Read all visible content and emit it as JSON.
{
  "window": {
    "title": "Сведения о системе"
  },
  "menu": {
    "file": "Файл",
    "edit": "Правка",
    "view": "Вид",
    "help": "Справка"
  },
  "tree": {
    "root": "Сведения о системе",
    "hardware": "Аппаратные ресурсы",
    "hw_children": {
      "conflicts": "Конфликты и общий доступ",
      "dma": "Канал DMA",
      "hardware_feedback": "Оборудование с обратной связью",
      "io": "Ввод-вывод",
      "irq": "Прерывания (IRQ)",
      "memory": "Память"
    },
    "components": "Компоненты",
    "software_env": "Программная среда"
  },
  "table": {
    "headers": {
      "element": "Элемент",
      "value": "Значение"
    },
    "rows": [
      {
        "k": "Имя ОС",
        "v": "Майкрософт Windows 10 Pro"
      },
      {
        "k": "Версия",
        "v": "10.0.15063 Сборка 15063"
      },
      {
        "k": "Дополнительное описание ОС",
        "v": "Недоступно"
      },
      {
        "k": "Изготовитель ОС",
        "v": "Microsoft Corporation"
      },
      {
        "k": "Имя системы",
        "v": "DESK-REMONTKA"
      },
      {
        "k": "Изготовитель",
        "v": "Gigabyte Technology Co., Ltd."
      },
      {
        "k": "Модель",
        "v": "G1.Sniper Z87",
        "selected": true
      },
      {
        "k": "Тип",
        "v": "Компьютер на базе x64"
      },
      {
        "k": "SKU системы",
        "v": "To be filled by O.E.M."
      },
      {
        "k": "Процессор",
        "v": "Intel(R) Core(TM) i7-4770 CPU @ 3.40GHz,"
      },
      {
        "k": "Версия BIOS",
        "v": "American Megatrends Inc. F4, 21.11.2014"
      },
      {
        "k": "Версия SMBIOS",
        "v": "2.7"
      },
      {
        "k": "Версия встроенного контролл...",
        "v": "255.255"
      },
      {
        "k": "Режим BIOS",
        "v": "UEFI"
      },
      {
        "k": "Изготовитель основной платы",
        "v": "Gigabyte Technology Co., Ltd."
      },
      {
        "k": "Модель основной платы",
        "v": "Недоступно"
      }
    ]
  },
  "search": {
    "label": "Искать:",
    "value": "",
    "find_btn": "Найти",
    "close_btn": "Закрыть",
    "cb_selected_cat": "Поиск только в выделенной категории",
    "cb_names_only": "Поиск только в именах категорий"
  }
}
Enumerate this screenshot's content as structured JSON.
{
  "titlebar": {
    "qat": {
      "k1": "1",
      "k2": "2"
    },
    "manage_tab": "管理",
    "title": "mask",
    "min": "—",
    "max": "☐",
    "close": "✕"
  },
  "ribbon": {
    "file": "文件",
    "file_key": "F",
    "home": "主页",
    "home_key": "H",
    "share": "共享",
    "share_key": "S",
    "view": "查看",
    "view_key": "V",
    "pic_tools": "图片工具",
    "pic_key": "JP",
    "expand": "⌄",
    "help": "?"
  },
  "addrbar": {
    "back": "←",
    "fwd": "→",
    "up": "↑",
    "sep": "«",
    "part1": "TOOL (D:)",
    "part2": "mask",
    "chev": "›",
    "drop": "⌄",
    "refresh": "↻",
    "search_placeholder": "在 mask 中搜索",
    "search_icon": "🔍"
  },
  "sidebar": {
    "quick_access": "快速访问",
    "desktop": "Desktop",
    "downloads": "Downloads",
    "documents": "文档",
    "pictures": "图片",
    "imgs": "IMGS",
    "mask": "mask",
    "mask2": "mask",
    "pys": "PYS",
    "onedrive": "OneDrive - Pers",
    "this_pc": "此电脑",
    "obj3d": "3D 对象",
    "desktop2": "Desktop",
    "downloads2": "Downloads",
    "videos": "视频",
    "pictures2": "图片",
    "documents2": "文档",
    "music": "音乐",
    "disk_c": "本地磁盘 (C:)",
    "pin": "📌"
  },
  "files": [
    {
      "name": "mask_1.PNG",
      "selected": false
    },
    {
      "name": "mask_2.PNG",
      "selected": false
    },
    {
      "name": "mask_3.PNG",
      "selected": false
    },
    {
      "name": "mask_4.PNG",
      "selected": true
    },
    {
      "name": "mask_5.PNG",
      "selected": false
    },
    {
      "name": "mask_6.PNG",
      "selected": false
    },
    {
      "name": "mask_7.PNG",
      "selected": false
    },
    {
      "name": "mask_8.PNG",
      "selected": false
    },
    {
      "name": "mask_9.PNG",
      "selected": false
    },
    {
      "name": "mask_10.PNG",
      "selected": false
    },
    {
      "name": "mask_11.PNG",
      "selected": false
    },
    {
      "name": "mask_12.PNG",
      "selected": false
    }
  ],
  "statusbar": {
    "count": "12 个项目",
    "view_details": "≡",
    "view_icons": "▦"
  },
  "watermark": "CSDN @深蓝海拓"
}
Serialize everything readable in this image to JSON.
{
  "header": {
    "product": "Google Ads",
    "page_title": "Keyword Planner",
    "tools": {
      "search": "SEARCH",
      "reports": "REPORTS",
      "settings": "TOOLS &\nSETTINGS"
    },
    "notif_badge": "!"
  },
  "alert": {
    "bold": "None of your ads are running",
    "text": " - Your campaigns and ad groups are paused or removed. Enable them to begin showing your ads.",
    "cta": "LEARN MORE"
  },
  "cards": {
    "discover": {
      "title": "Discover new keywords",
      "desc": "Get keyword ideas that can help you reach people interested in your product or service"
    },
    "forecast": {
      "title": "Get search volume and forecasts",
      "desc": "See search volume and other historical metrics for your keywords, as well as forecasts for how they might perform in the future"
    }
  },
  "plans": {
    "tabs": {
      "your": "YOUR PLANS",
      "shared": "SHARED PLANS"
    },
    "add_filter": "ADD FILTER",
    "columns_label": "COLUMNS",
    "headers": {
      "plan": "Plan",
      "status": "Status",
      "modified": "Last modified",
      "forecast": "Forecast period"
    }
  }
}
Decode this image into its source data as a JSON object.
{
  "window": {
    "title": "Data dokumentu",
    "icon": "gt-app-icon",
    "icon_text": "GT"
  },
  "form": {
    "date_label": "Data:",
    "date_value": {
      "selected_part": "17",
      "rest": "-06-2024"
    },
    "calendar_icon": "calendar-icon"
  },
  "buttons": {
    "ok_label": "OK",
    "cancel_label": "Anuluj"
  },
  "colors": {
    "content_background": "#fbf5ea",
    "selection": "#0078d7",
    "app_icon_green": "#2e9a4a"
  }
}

Exercise description
Reproduce the material above exactly; please quote every line of it.

Worked answer
Read all visible content and emit it as JSON.
{
  "window": {
    "title": "Сведения о системе"
  },
  "menu": {
    "file": "Файл",
    "edit": "Правка",
    "view": "Вид",
    "help": "Справка"
  },
  "tree": {
    "root": "Сведения о системе",
    "hardware": "Аппаратные ресурсы",
    "hw_children": {
      "conflicts": "Конфликты и общий доступ",
      "dma": "Канал DMA",
      "hardware_feedback": "Оборудование с обратной связью",
      "io": "Ввод-вывод",
      "irq": "Прерывания (IRQ)",
      "memory": "Память"
    },
    "components": "Компоненты",
    "software_env": "Программная среда"
  },
  "table": {
    "headers": {
      "element": "Элемент",
      "value": "Значение"
    },
    "rows": [
      {
        "k": "Имя ОС",
        "v": "Майкрософт Windows 10 Pro"
      },
      {
        "k": "Версия",
        "v": "10.0.15063 Сборка 15063"
      },
      {
        "k": "Дополнительное описание ОС",
        "v": "Недоступно"
      },
      {
        "k": "Изготовитель ОС",
        "v": "Microsoft Corporation"
      },
      {
        "k": "Имя системы",
        "v": "DESK-REMONTKA"
      },
      {
        "k": "Изготовитель",
        "v": "Gigabyte Technology Co., Ltd."
      },
      {
        "k": "Модель",
        "v": "G1.Sniper Z87",
        "selected": true
      },
      {
        "k": "Тип",
        "v": "Компьютер на базе x64"
      },
      {
        "k": "SKU системы",
        "v": "To be filled by O.E.M."
      },
      {
        "k": "Процессор",
        "v": "Intel(R) Core(TM) i7-4770 CPU @ 3.40GHz,"
      },
      {
        "k": "Версия BIOS",
        "v": "American Megatrends Inc. F4, 21.11.2014"
      },
      {
        "k": "Версия SMBIOS",
        "v": "2.7"
      },
      {
        "k": "Версия встроенного контролл...",
        "v": "255.255"
      },
      {
        "k": "Режим BIOS",
        "v": "UEFI"
      },
      {
        "k": "Изготовитель основной платы",
        "v": "Gigabyte Technology Co., Ltd."
      },
      {
        "k": "Модель основной платы",
        "v": "Недоступно"
      }
    ]
  },
  "search": {
    "label": "Искать:",
    "value": "",
    "find_btn": "Найти",
    "close_btn": "Закрыть",
    "cb_selected_cat": "Поиск только в выделенной категории",
    "cb_names_only": "Поиск только в именах категорий"
  }
}
Enumerate this screenshot's content as structured JSON.
{
  "titlebar": {
    "qat": {
      "k1": "1",
      "k2": "2"
    },
    "manage_tab": "管理",
    "title": "mask",
    "min": "—",
    "max": "☐",
    "close": "✕"
  },
  "ribbon": {
    "file": "文件",
    "file_key": "F",
    "home": "主页",
    "home_key": "H",
    "share": "共享",
    "share_key": "S",
    "view": "查看",
    "view_key": "V",
    "pic_tools": "图片工具",
    "pic_key": "JP",
    "expand": "⌄",
    "help": "?"
  },
  "addrbar": {
    "back": "←",
    "fwd": "→",
    "up": "↑",
    "sep": "«",
    "part1": "TOOL (D:)",
    "part2": "mask",
    "chev": "›",
    "drop": "⌄",
    "refresh": "↻",
    "search_placeholder": "在 mask 中搜索",
    "search_icon": "🔍"
  },
  "sidebar": {
    "quick_access": "快速访问",
    "desktop": "Desktop",
    "downloads": "Downloads",
    "documents": "文档",
    "pictures": "图片",
    "imgs": "IMGS",
    "mask": "mask",
    "mask2": "mask",
    "pys": "PYS",
    "onedrive": "OneDrive - Pers",
    "this_pc": "此电脑",
    "obj3d": "3D 对象",
    "desktop2": "Desktop",
    "downloads2": "Downloads",
    "videos": "视频",
    "pictures2": "图片",
    "documents2": "文档",
    "music": "音乐",
    "disk_c": "本地磁盘 (C:)",
    "pin": "📌"
  },
  "files": [
    {
      "name": "mask_1.PNG",
      "selected": false
    },
    {
      "name": "mask_2.PNG",
      "selected": false
    },
    {
      "name": "mask_3.PNG",
      "selected": false
    },
    {
      "name": "mask_4.PNG",
      "selected": true
    },
    {
      "name": "mask_5.PNG",
      "selected": false
    },
    {
      "name": "mask_6.PNG",
      "selected": false
    },
    {
      "name": "mask_7.PNG",
      "selected": false
    },
    {
      "name": "mask_8.PNG",
      "selected": false
    },
    {
      "name": "mask_9.PNG",
      "selected": false
    },
    {
      "name": "mask_10.PNG",
      "selected": false
    },
    {
      "name": "mask_11.PNG",
      "selected": false
    },
    {
      "name": "mask_12.PNG",
      "selected": false
    }
  ],
  "statusbar": {
    "count": "12 个项目",
    "view_details": "≡",
    "view_icons": "▦"
  },
  "watermark": "CSDN @深蓝海拓"
}
Serialize everything readable in this image to JSON.
{
  "header": {
    "product": "Google Ads",
    "page_title": "Keyword Planner",
    "tools": {
      "search": "SEARCH",
      "reports": "REPORTS",
      "settings": "TOOLS &\nSETTINGS"
    },
    "notif_badge": "!"
  },
  "alert": {
    "bold": "None of your ads are running",
    "text": " - Your campaigns and ad groups are paused or removed. Enable them to begin showing your ads.",
    "cta": "LEARN MORE"
  },
  "cards": {
    "discover": {
      "title": "Discover new keywords",
      "desc": "Get keyword ideas that can help you reach people interested in your product or service"
    },
    "forecast": {
      "title": "Get search volume and forecasts",
      "desc": "See search volume and other historical metrics for your keywords, as well as forecasts for how they might perform in the future"
    }
  },
  "plans": {
    "tabs": {
      "your": "YOUR PLANS",
      "shared": "SHARED PLANS"
    },
    "add_filter": "ADD FILTER",
    "columns_label": "COLUMNS",
    "headers": {
      "plan": "Plan",
      "status": "Status",
      "modified": "Last modified",
      "forecast": "Forecast period"
    }
  }
}
Decode this image into its source data as a JSON object.
{
  "window": {
    "title": "Data dokumentu",
    "icon": "gt-app-icon",
    "icon_text": "GT"
  },
  "form": {
    "date_label": "Data:",
    "date_value": {
      "selected_part": "17",
      "rest": "-06-2024"
    },
    "calendar_icon": "calendar-icon"
  },
  "buttons": {
    "ok_label": "OK",
    "cancel_label": "Anuluj"
  },
  "colors": {
    "content_background": "#fbf5ea",
    "selection": "#0078d7",
    "app_icon_green": "#2e9a4a"
  }
}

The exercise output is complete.